• **Exercise**: Skip the images and copy each record exactly as written.

• **Lines of data**:
........
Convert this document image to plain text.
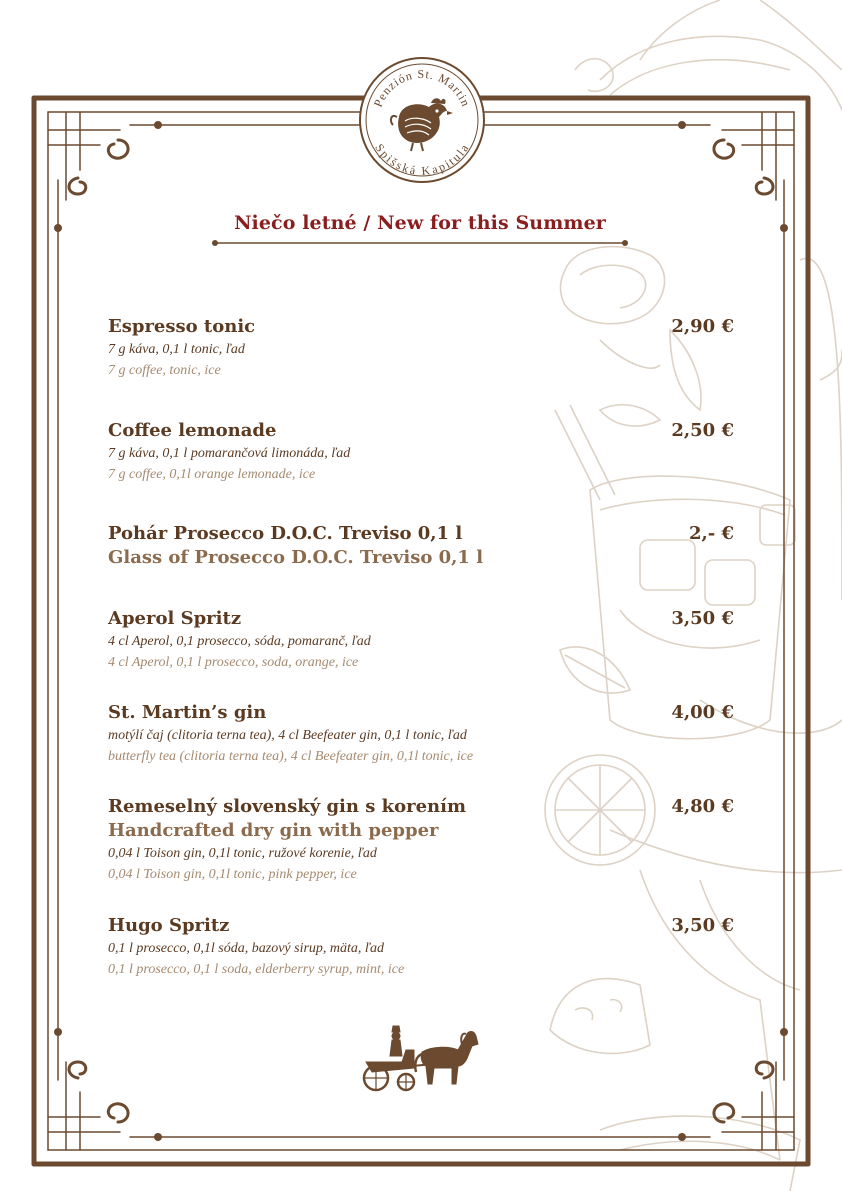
Penzión St. Martin
Spišská Kapitula
Niečo letné / New for this Summer
Espresso tonic	2,90 €
7 g káva, 0,1 l tonic, ľad
7 g coffee, tonic, ice
Coffee lemonade	2,50 €
7 g káva, 0,1 l pomarančová limonáda, ľad
7 g coffee, 0,1l orange lemonade, ice
Pohár Prosecco D.O.C. Treviso 0,1 l	2,- €
Glass of Prosecco D.O.C. Treviso 0,1 l
Aperol Spritz	3,50 €
4 cl Aperol, 0,1 prosecco, sóda, pomaranč, ľad
4 cl Aperol, 0,1 l prosecco, soda, orange, ice
St. Martin’s gin	4,00 €
motýlí čaj (clitoria terna tea), 4 cl Beefeater gin, 0,1 l tonic, ľad
butterfly tea (clitoria terna tea), 4 cl Beefeater gin, 0,1l tonic, ice
Remeselný slovenský gin s korením	4,80 €
Handcrafted dry gin with pepper
0,04 l Toison gin, 0,1l tonic, ružové korenie, ľad
0,04 l Toison gin, 0,1l tonic, pink pepper, ice
Hugo Spritz	3,50 €
0,1 l prosecco, 0,1l sóda, bazový sirup, mäta, ľad
0,1 l prosecco, 0,1 l soda, elderberry syrup, mint, ice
........
• **Solution below**:
Convert this document image to plain text.
Penzión St. Martin
Spišská Kapitula
Niečo letné / New for this Summer
Espresso tonic	2,90 €
7 g káva, 0,1 l tonic, ľad
7 g coffee, tonic, ice
Coffee lemonade	2,50 €
7 g káva, 0,1 l pomarančová limonáda, ľad
7 g coffee, 0,1l orange lemonade, ice
Pohár Prosecco D.O.C. Treviso 0,1 l	2,- €
Glass of Prosecco D.O.C. Treviso 0,1 l
Aperol Spritz	3,50 €
4 cl Aperol, 0,1 prosecco, sóda, pomaranč, ľad
4 cl Aperol, 0,1 l prosecco, soda, orange, ice
St. Martin’s gin	4,00 €
motýlí čaj (clitoria terna tea), 4 cl Beefeater gin, 0,1 l tonic, ľad
butterfly tea (clitoria terna tea), 4 cl Beefeater gin, 0,1l tonic, ice
Remeselný slovenský gin s korením	4,80 €
Handcrafted dry gin with pepper
0,04 l Toison gin, 0,1l tonic, ružové korenie, ľad
0,04 l Toison gin, 0,1l tonic, pink pepper, ice
Hugo Spritz	3,50 €
0,1 l prosecco, 0,1l sóda, bazový sirup, mäta, ľad
0,1 l prosecco, 0,1 l soda, elderberry syrup, mint, ice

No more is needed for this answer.